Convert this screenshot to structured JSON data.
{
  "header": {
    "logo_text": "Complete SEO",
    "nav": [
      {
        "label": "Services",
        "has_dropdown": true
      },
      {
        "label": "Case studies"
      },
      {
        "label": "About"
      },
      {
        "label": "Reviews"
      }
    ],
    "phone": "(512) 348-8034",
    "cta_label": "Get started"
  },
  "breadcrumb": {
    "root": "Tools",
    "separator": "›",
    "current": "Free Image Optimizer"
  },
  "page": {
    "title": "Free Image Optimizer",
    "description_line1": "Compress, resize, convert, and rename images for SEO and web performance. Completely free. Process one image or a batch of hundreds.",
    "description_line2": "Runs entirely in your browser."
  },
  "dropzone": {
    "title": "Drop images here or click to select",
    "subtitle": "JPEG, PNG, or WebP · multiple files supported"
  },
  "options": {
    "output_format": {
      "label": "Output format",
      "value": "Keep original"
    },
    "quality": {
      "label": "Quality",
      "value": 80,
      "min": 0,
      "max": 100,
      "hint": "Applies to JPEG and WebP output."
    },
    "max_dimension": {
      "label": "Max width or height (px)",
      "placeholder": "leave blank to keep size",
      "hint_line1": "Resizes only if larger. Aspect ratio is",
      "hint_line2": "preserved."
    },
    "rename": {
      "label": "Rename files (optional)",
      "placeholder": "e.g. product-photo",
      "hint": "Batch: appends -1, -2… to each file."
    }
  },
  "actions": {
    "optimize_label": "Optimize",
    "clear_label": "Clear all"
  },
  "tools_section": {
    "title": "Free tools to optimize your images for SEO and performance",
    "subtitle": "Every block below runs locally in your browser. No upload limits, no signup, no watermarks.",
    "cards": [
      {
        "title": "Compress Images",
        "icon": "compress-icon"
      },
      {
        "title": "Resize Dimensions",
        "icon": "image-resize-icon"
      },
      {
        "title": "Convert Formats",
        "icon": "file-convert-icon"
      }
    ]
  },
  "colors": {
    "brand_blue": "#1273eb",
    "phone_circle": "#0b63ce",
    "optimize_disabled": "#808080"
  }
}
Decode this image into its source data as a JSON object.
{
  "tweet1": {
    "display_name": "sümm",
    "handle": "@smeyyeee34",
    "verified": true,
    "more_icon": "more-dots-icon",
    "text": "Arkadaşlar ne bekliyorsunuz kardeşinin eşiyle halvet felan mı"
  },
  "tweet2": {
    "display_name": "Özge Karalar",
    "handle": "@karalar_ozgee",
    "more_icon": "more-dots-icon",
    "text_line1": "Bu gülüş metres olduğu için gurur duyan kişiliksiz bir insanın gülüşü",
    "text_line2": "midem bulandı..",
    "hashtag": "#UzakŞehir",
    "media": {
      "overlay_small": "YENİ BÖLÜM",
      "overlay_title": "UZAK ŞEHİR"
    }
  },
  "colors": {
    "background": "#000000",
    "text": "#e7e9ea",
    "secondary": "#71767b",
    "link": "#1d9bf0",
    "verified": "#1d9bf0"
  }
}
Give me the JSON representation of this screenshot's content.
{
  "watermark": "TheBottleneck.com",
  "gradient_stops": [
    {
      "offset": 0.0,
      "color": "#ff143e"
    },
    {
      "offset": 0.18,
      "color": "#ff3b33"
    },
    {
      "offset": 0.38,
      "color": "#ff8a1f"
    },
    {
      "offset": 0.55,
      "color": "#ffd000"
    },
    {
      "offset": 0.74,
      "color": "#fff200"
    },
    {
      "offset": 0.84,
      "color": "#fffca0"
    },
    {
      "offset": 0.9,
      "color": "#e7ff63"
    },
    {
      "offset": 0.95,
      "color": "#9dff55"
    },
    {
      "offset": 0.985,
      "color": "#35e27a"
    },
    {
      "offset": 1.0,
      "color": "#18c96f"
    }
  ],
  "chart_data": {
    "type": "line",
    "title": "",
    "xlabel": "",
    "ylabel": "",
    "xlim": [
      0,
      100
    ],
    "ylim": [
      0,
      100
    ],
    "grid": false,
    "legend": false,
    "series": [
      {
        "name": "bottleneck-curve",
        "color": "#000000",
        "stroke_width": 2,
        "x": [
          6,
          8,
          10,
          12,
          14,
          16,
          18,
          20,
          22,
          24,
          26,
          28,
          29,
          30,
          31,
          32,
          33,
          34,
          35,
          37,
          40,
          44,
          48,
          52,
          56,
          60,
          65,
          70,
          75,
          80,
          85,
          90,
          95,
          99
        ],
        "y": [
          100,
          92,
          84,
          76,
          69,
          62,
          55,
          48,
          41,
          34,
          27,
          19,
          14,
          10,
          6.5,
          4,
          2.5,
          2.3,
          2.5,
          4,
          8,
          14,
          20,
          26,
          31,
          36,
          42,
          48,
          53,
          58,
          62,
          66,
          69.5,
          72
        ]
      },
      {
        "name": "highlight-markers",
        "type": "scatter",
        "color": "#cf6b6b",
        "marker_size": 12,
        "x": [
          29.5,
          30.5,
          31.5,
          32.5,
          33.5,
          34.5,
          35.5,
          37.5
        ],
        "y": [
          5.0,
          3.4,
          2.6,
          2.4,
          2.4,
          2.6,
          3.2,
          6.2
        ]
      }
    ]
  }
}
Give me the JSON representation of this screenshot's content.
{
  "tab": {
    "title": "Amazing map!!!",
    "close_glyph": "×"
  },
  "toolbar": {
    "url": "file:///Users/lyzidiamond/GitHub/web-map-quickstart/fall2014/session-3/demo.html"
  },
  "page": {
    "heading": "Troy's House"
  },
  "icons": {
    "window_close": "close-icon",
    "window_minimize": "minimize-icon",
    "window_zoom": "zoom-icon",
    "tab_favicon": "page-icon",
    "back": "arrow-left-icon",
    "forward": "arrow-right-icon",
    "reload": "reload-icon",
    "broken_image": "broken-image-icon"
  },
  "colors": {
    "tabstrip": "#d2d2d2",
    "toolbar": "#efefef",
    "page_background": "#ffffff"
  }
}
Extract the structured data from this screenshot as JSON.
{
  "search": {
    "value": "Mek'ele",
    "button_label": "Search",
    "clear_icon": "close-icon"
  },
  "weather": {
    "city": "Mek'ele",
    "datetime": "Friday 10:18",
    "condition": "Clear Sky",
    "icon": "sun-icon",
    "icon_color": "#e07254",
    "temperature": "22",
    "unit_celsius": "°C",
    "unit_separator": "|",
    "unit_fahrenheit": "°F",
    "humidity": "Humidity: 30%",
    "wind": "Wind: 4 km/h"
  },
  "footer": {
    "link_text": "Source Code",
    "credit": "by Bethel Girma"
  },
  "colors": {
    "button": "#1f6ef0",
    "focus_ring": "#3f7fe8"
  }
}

> Work required: Retype all of the material, keeping each line exact.

> Reply to the task:
Convert this screenshot to structured JSON data.
{
  "header": {
    "logo_text": "Complete SEO",
    "nav": [
      {
        "label": "Services",
        "has_dropdown": true
      },
      {
        "label": "Case studies"
      },
      {
        "label": "About"
      },
      {
        "label": "Reviews"
      }
    ],
    "phone": "(512) 348-8034",
    "cta_label": "Get started"
  },
  "breadcrumb": {
    "root": "Tools",
    "separator": "›",
    "current": "Free Image Optimizer"
  },
  "page": {
    "title": "Free Image Optimizer",
    "description_line1": "Compress, resize, convert, and rename images for SEO and web performance. Completely free. Process one image or a batch of hundreds.",
    "description_line2": "Runs entirely in your browser."
  },
  "dropzone": {
    "title": "Drop images here or click to select",
    "subtitle": "JPEG, PNG, or WebP · multiple files supported"
  },
  "options": {
    "output_format": {
      "label": "Output format",
      "value": "Keep original"
    },
    "quality": {
      "label": "Quality",
      "value": 80,
      "min": 0,
      "max": 100,
      "hint": "Applies to JPEG and WebP output."
    },
    "max_dimension": {
      "label": "Max width or height (px)",
      "placeholder": "leave blank to keep size",
      "hint_line1": "Resizes only if larger. Aspect ratio is",
      "hint_line2": "preserved."
    },
    "rename": {
      "label": "Rename files (optional)",
      "placeholder": "e.g. product-photo",
      "hint": "Batch: appends -1, -2… to each file."
    }
  },
  "actions": {
    "optimize_label": "Optimize",
    "clear_label": "Clear all"
  },
  "tools_section": {
    "title": "Free tools to optimize your images for SEO and performance",
    "subtitle": "Every block below runs locally in your browser. No upload limits, no signup, no watermarks.",
    "cards": [
      {
        "title": "Compress Images",
        "icon": "compress-icon"
      },
      {
        "title": "Resize Dimensions",
        "icon": "image-resize-icon"
      },
      {
        "title": "Convert Formats",
        "icon": "file-convert-icon"
      }
    ]
  },
  "colors": {
    "brand_blue": "#1273eb",
    "phone_circle": "#0b63ce",
    "optimize_disabled": "#808080"
  }
}
Decode this image into its source data as a JSON object.
{
  "tweet1": {
    "display_name": "sümm",
    "handle": "@smeyyeee34",
    "verified": true,
    "more_icon": "more-dots-icon",
    "text": "Arkadaşlar ne bekliyorsunuz kardeşinin eşiyle halvet felan mı"
  },
  "tweet2": {
    "display_name": "Özge Karalar",
    "handle": "@karalar_ozgee",
    "more_icon": "more-dots-icon",
    "text_line1": "Bu gülüş metres olduğu için gurur duyan kişiliksiz bir insanın gülüşü",
    "text_line2": "midem bulandı..",
    "hashtag": "#UzakŞehir",
    "media": {
      "overlay_small": "YENİ BÖLÜM",
      "overlay_title": "UZAK ŞEHİR"
    }
  },
  "colors": {
    "background": "#000000",
    "text": "#e7e9ea",
    "secondary": "#71767b",
    "link": "#1d9bf0",
    "verified": "#1d9bf0"
  }
}
Give me the JSON representation of this screenshot's content.
{
  "watermark": "TheBottleneck.com",
  "gradient_stops": [
    {
      "offset": 0.0,
      "color": "#ff143e"
    },
    {
      "offset": 0.18,
      "color": "#ff3b33"
    },
    {
      "offset": 0.38,
      "color": "#ff8a1f"
    },
    {
      "offset": 0.55,
      "color": "#ffd000"
    },
    {
      "offset": 0.74,
      "color": "#fff200"
    },
    {
      "offset": 0.84,
      "color": "#fffca0"
    },
    {
      "offset": 0.9,
      "color": "#e7ff63"
    },
    {
      "offset": 0.95,
      "color": "#9dff55"
    },
    {
      "offset": 0.985,
      "color": "#35e27a"
    },
    {
      "offset": 1.0,
      "color": "#18c96f"
    }
  ],
  "chart_data": {
    "type": "line",
    "title": "",
    "xlabel": "",
    "ylabel": "",
    "xlim": [
      0,
      100
    ],
    "ylim": [
      0,
      100
    ],
    "grid": false,
    "legend": false,
    "series": [
      {
        "name": "bottleneck-curve",
        "color": "#000000",
        "stroke_width": 2,
        "x": [
          6,
          8,
          10,
          12,
          14,
          16,
          18,
          20,
          22,
          24,
          26,
          28,
          29,
          30,
          31,
          32,
          33,
          34,
          35,
          37,
          40,
          44,
          48,
          52,
          56,
          60,
          65,
          70,
          75,
          80,
          85,
          90,
          95,
          99
        ],
        "y": [
          100,
          92,
          84,
          76,
          69,
          62,
          55,
          48,
          41,
          34,
          27,
          19,
          14,
          10,
          6.5,
          4,
          2.5,
          2.3,
          2.5,
          4,
          8,
          14,
          20,
          26,
          31,
          36,
          42,
          48,
          53,
          58,
          62,
          66,
          69.5,
          72
        ]
      },
      {
        "name": "highlight-markers",
        "type": "scatter",
        "color": "#cf6b6b",
        "marker_size": 12,
        "x": [
          29.5,
          30.5,
          31.5,
          32.5,
          33.5,
          34.5,
          35.5,
          37.5
        ],
        "y": [
          5.0,
          3.4,
          2.6,
          2.4,
          2.4,
          2.6,
          3.2,
          6.2
        ]
      }
    ]
  }
}
Give me the JSON representation of this screenshot's content.
{
  "tab": {
    "title": "Amazing map!!!",
    "close_glyph": "×"
  },
  "toolbar": {
    "url": "file:///Users/lyzidiamond/GitHub/web-map-quickstart/fall2014/session-3/demo.html"
  },
  "page": {
    "heading": "Troy's House"
  },
  "icons": {
    "window_close": "close-icon",
    "window_minimize": "minimize-icon",
    "window_zoom": "zoom-icon",
    "tab_favicon": "page-icon",
    "back": "arrow-left-icon",
    "forward": "arrow-right-icon",
    "reload": "reload-icon",
    "broken_image": "broken-image-icon"
  },
  "colors": {
    "tabstrip": "#d2d2d2",
    "toolbar": "#efefef",
    "page_background": "#ffffff"
  }
}
Extract the structured data from this screenshot as JSON.
{
  "search": {
    "value": "Mek'ele",
    "button_label": "Search",
    "clear_icon": "close-icon"
  },
  "weather": {
    "city": "Mek'ele",
    "datetime": "Friday 10:18",
    "condition": "Clear Sky",
    "icon": "sun-icon",
    "icon_color": "#e07254",
    "temperature": "22",
    "unit_celsius": "°C",
    "unit_separator": "|",
    "unit_fahrenheit": "°F",
    "humidity": "Humidity: 30%",
    "wind": "Wind: 4 km/h"
  },
  "footer": {
    "link_text": "Source Code",
    "credit": "by Bethel Girma"
  },
  "colors": {
    "button": "#1f6ef0",
    "focus_ring": "#3f7fe8"
  }
}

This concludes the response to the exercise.